→ Task details: Keep only the lines that hold the string "Domains", filtering out the rest of the entries below.

-- START OF Extracted entries --

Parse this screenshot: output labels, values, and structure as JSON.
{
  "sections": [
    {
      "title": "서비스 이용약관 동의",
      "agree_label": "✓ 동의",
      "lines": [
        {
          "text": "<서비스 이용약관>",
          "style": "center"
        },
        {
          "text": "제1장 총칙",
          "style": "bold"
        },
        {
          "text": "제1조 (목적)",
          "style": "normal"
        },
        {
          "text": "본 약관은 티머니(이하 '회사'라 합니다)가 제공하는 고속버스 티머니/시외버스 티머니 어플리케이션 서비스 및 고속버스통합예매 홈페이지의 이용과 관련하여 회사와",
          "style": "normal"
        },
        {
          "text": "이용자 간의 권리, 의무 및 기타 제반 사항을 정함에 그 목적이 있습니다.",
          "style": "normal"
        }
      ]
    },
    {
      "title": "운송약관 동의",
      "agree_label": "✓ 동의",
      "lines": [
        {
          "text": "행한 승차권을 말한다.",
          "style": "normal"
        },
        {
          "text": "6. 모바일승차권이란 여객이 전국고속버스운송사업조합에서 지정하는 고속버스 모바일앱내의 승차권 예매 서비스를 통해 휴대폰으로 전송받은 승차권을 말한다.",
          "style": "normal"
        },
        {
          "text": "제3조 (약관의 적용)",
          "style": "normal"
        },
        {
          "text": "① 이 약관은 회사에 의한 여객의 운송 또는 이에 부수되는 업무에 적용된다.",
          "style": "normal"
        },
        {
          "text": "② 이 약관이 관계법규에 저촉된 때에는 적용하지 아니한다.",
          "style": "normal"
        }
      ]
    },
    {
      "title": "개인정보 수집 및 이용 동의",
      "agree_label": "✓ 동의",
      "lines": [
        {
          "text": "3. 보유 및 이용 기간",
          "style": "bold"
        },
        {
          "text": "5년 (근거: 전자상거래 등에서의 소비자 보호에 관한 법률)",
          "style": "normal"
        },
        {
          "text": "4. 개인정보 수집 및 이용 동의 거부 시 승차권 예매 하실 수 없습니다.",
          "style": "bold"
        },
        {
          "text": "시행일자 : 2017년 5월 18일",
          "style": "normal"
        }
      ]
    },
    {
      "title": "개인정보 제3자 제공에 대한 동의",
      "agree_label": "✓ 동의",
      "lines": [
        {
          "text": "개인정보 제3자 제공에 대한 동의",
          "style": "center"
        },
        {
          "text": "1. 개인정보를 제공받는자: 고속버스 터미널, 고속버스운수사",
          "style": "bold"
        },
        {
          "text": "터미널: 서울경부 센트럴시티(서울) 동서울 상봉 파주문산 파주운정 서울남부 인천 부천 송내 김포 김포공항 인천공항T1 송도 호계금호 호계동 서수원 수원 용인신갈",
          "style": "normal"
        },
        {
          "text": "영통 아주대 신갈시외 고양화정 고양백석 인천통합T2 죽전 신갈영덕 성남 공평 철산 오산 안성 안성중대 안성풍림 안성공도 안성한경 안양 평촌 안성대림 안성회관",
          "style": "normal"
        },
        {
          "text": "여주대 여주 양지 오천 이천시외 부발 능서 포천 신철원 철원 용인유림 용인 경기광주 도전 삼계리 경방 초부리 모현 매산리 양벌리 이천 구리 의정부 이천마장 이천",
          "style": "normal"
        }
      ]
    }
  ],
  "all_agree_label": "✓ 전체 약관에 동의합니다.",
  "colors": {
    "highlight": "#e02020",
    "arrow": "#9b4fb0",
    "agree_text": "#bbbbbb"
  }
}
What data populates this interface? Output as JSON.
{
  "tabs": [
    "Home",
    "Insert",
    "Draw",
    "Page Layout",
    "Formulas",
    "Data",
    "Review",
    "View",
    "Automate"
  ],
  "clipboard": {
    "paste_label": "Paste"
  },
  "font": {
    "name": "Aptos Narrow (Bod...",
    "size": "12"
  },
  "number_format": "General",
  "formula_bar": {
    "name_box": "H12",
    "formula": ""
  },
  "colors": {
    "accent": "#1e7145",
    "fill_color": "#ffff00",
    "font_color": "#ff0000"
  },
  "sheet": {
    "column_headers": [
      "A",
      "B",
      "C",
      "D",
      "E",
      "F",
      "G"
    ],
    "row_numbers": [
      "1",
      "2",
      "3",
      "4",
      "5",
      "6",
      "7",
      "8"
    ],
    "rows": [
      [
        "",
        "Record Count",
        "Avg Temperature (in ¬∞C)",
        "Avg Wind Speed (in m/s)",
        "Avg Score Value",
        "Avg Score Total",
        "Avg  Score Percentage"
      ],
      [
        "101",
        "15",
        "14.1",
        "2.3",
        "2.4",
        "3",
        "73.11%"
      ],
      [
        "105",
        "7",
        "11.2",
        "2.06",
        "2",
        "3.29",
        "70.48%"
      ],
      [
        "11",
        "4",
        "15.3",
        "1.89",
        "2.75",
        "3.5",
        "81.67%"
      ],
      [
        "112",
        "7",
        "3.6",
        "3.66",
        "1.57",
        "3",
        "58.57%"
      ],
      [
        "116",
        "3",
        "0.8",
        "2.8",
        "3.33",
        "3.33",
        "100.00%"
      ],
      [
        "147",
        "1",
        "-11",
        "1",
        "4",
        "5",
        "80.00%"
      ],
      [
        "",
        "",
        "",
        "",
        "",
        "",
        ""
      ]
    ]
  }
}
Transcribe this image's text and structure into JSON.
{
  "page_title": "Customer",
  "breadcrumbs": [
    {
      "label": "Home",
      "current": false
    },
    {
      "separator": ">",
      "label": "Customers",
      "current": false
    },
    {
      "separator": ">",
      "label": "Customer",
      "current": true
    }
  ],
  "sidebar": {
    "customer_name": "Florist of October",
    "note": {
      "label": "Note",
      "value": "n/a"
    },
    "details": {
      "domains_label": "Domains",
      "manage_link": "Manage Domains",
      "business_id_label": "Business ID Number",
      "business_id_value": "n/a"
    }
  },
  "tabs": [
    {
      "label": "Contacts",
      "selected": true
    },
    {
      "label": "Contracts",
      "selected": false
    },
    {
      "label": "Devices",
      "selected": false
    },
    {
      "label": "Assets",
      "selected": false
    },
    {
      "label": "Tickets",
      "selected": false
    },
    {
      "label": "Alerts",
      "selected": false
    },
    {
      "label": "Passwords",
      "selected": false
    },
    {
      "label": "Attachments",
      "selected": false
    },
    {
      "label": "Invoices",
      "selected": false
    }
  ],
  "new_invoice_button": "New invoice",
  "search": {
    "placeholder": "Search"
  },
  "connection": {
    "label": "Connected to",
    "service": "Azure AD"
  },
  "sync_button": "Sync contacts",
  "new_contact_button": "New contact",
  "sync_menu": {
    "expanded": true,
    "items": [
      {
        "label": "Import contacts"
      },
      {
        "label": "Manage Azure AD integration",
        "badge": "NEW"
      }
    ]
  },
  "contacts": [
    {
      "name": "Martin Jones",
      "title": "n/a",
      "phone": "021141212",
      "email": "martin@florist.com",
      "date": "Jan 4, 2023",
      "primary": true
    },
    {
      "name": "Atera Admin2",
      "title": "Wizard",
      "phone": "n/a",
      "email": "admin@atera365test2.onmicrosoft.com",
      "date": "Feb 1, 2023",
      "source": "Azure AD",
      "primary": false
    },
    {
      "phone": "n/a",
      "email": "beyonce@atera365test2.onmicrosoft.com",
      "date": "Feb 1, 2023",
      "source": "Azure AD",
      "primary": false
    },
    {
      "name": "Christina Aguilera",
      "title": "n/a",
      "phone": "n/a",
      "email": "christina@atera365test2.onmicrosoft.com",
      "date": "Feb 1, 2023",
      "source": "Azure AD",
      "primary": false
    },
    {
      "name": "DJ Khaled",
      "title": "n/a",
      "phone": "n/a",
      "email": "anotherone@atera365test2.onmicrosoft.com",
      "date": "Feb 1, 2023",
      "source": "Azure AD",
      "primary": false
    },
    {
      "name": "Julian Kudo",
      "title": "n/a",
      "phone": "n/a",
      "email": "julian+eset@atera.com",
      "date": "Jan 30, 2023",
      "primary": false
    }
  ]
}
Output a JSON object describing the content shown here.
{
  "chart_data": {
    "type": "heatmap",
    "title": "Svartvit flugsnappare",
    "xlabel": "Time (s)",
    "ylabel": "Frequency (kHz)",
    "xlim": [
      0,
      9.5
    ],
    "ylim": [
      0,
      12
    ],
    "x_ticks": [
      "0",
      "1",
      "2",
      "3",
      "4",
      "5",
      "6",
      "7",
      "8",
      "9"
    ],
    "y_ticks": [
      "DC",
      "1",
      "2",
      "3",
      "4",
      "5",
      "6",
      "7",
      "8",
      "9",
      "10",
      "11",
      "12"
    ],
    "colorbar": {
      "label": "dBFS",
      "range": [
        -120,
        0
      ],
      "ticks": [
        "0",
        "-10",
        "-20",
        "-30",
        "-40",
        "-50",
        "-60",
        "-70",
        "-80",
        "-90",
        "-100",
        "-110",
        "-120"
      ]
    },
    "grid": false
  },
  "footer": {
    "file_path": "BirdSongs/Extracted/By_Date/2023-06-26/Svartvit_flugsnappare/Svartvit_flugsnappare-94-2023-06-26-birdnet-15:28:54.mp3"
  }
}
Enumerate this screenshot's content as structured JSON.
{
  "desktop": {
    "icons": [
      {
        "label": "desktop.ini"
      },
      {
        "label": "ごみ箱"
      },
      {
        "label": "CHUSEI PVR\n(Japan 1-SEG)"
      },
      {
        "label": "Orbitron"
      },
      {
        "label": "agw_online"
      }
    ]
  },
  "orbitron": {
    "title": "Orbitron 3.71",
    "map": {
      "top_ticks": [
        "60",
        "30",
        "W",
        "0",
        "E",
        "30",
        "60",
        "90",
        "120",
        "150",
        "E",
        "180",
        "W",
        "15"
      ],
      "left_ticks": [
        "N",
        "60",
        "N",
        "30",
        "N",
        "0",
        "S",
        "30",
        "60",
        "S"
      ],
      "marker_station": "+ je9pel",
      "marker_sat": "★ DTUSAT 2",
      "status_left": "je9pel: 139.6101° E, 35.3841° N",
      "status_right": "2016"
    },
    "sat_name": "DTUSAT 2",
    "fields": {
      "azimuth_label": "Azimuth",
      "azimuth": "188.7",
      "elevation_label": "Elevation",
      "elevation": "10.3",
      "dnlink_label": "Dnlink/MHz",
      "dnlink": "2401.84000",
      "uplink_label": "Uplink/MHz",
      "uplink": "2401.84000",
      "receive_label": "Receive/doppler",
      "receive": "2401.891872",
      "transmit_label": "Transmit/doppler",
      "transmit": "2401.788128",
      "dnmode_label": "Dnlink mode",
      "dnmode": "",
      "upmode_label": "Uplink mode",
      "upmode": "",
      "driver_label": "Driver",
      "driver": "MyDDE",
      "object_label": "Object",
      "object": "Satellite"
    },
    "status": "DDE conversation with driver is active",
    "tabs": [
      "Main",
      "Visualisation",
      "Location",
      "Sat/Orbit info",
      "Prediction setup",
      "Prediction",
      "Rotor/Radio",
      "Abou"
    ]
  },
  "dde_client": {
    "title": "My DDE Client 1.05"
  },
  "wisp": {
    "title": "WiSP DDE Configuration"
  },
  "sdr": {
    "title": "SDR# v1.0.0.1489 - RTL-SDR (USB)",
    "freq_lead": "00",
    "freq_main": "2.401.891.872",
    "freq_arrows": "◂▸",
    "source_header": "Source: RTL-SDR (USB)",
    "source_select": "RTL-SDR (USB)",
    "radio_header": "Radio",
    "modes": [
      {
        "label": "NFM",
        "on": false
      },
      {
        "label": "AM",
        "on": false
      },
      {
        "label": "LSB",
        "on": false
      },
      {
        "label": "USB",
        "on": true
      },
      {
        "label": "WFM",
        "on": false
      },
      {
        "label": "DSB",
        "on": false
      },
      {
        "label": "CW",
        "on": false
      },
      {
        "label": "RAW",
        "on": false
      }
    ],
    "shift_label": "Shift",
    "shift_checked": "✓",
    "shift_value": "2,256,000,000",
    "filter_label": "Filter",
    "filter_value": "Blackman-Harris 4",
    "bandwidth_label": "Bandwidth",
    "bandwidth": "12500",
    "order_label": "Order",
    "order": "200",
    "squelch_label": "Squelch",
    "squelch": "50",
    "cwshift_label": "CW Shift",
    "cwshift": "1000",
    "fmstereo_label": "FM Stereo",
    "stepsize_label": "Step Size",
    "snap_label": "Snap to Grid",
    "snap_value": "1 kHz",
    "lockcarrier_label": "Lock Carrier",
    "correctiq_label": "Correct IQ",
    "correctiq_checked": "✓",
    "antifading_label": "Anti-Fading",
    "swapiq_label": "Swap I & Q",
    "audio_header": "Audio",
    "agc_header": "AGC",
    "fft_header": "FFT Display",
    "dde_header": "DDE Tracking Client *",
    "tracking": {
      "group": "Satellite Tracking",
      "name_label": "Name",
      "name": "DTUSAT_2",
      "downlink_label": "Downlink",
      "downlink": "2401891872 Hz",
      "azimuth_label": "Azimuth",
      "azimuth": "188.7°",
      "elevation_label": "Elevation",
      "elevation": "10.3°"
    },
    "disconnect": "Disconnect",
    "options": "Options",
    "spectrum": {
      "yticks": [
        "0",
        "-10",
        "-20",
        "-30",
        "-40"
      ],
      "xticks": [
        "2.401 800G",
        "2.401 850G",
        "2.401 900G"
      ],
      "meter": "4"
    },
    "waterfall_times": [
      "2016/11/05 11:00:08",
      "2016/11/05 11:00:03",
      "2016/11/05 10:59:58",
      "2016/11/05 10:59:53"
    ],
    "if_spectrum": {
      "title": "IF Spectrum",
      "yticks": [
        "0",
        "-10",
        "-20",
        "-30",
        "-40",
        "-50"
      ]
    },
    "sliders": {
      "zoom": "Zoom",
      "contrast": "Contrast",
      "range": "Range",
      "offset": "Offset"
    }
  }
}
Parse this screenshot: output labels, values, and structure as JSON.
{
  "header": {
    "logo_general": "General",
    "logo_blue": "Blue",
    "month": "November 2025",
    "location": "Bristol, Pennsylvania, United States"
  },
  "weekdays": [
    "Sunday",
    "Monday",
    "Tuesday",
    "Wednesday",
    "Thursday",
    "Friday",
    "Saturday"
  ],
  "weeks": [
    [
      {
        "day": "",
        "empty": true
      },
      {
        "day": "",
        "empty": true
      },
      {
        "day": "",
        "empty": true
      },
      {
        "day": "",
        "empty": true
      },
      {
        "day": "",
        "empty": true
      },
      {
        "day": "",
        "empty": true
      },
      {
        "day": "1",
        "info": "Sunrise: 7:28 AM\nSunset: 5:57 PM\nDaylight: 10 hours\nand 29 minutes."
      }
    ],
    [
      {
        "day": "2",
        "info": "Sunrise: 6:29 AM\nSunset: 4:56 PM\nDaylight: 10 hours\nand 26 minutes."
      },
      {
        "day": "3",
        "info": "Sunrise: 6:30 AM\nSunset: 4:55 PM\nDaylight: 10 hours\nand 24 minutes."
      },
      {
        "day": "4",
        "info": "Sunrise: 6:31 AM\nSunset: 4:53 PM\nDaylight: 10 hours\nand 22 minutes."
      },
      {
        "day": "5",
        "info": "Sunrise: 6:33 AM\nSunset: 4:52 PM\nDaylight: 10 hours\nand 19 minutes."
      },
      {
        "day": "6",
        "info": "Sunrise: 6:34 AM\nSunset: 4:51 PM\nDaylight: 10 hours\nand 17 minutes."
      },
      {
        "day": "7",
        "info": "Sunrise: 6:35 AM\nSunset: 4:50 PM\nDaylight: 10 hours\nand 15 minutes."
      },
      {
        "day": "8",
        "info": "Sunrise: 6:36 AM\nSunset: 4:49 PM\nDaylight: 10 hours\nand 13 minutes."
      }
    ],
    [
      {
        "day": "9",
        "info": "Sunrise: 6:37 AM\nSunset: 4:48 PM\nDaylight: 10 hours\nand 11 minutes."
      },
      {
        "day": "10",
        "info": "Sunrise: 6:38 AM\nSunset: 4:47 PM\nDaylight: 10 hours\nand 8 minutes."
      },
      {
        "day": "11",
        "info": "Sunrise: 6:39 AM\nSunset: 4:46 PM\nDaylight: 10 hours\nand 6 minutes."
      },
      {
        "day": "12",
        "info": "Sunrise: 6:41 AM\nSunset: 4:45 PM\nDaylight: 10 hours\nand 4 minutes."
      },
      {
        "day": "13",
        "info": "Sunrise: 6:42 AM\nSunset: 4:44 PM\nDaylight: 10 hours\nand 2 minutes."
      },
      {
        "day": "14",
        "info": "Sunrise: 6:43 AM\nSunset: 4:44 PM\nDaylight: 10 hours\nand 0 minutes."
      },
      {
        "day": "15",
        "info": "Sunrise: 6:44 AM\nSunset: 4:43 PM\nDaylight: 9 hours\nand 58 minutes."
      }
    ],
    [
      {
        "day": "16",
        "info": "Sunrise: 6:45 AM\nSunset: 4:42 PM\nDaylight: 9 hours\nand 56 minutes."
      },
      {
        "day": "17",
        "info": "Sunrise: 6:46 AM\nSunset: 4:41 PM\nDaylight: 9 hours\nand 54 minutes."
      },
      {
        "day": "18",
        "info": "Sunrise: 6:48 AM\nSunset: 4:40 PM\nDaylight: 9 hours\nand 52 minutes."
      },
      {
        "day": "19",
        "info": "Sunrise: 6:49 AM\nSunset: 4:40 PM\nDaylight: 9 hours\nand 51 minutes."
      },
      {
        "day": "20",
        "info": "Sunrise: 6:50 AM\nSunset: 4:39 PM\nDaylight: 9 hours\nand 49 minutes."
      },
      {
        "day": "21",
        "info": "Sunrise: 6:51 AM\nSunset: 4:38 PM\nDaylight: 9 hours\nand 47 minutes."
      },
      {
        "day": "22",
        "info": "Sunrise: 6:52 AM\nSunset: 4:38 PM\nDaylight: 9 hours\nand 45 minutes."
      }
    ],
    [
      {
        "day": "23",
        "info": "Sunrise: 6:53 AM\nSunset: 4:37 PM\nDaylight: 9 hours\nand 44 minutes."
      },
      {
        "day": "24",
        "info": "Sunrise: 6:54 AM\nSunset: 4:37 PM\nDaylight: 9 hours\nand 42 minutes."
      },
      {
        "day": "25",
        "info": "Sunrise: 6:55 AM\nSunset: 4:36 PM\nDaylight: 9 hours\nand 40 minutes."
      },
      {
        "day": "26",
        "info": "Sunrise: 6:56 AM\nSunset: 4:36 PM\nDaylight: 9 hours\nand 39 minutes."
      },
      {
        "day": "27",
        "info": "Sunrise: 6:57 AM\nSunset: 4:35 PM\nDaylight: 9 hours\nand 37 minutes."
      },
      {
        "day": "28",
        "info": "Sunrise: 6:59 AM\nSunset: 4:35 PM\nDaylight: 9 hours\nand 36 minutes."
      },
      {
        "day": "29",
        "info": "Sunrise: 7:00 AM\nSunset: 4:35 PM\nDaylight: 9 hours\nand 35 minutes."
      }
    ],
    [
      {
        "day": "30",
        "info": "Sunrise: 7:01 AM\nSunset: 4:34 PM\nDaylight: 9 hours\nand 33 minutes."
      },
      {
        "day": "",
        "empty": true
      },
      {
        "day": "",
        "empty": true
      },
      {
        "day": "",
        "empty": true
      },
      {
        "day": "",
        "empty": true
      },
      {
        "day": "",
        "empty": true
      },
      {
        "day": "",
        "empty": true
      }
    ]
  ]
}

-- END OF Extracted entries --

→ Final result:
      "domains_label": "Domains",
      "manage_link": "Manage Domains",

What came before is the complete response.